Begin

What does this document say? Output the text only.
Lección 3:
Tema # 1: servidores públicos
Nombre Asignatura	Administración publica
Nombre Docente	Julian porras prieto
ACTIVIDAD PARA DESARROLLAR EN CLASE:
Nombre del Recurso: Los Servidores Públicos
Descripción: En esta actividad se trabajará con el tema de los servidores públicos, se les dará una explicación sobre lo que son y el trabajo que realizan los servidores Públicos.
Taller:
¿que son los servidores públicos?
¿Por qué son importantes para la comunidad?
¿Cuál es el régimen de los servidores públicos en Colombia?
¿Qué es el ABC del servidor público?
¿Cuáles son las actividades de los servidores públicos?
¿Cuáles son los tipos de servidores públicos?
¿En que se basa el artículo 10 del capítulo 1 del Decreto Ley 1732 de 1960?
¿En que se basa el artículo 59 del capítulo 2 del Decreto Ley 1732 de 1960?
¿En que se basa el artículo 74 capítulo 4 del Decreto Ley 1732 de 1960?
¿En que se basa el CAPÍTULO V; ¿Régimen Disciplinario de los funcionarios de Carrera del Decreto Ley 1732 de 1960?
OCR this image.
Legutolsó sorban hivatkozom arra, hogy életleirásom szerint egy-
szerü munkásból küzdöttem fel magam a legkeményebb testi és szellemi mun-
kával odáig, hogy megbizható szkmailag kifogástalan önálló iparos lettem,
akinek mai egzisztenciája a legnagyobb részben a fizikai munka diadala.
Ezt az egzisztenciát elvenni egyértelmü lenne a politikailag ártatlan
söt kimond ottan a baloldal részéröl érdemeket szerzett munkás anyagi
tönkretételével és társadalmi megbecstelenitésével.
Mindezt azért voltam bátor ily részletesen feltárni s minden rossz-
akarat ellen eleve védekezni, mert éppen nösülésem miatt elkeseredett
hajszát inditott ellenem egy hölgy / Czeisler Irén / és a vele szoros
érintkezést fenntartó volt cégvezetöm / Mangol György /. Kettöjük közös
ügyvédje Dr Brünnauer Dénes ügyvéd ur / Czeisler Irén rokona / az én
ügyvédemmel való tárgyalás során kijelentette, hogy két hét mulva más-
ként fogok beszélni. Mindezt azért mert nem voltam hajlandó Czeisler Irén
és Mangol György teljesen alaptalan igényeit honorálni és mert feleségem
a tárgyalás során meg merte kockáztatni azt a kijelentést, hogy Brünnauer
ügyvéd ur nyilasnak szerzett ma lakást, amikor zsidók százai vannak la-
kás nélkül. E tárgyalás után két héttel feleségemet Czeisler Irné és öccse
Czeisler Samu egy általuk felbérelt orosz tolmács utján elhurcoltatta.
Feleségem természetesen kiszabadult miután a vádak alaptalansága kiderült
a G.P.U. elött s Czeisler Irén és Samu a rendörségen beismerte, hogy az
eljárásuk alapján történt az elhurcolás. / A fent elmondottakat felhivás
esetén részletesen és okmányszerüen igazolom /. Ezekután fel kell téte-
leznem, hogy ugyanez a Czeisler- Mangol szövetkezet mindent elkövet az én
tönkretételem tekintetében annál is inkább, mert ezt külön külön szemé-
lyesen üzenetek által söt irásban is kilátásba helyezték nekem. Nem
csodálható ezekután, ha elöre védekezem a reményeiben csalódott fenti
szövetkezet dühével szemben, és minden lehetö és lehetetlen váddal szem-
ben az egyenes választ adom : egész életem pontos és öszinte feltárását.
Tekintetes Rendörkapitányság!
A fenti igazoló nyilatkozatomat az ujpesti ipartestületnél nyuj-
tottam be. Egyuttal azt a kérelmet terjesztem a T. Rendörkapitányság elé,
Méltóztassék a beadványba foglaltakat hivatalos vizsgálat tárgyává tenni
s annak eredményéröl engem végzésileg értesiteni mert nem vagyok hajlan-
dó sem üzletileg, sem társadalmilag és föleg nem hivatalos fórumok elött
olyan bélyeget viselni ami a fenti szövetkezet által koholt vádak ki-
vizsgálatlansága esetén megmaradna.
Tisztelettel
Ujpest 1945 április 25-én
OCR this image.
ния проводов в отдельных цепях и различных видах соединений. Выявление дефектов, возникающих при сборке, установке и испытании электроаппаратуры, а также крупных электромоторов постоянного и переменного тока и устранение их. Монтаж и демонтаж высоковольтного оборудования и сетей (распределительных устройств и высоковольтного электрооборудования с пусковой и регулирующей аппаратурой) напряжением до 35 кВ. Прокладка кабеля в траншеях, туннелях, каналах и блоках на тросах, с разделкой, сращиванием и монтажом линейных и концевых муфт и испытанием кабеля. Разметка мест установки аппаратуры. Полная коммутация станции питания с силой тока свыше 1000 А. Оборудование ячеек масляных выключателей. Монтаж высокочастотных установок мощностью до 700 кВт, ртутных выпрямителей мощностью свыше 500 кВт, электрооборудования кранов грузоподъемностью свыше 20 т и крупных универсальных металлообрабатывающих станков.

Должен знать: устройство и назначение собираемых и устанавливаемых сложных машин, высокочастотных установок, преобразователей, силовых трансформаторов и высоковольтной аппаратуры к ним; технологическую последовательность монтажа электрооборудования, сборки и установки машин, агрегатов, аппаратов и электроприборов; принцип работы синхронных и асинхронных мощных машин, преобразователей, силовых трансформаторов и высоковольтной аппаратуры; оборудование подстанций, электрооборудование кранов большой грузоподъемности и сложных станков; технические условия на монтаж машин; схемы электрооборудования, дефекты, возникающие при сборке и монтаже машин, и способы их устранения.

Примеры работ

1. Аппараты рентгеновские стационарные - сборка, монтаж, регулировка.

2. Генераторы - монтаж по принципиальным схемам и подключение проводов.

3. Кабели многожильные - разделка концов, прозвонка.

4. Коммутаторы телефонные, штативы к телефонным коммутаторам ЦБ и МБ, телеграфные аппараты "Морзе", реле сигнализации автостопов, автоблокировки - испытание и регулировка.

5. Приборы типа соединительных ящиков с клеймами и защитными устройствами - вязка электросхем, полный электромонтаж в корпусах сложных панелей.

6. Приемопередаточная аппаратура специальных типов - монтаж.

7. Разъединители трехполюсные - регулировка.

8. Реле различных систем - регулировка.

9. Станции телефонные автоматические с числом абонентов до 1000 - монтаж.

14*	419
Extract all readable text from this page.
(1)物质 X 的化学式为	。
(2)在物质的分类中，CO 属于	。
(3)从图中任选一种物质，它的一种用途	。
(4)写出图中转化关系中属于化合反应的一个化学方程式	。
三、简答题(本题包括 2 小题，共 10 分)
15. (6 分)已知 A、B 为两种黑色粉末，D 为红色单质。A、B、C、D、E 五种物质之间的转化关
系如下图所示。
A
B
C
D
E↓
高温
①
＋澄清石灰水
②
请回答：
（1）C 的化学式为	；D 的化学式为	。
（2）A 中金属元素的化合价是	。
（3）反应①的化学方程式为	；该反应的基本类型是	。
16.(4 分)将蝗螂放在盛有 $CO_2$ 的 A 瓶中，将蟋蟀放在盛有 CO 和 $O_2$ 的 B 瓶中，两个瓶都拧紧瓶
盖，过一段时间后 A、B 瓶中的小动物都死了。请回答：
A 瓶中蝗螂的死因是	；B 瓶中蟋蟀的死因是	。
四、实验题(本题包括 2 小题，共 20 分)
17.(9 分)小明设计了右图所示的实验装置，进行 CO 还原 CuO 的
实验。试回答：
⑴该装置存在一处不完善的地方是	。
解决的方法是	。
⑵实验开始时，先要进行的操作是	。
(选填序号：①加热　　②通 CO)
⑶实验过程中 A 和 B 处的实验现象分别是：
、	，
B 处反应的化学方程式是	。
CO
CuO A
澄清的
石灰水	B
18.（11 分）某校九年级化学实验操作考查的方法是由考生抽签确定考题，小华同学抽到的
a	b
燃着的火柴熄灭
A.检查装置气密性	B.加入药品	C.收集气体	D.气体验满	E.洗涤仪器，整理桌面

End

WRITTEN REQUEST:
Search the records for the string "esetén" and return every line in which it occurs.

COMPLETE RESPONSE:
esetén részletesen és okmányszerüen igazolom /. Ezekután fel kell téte-
vizsgálatlansága esetén megmaradna.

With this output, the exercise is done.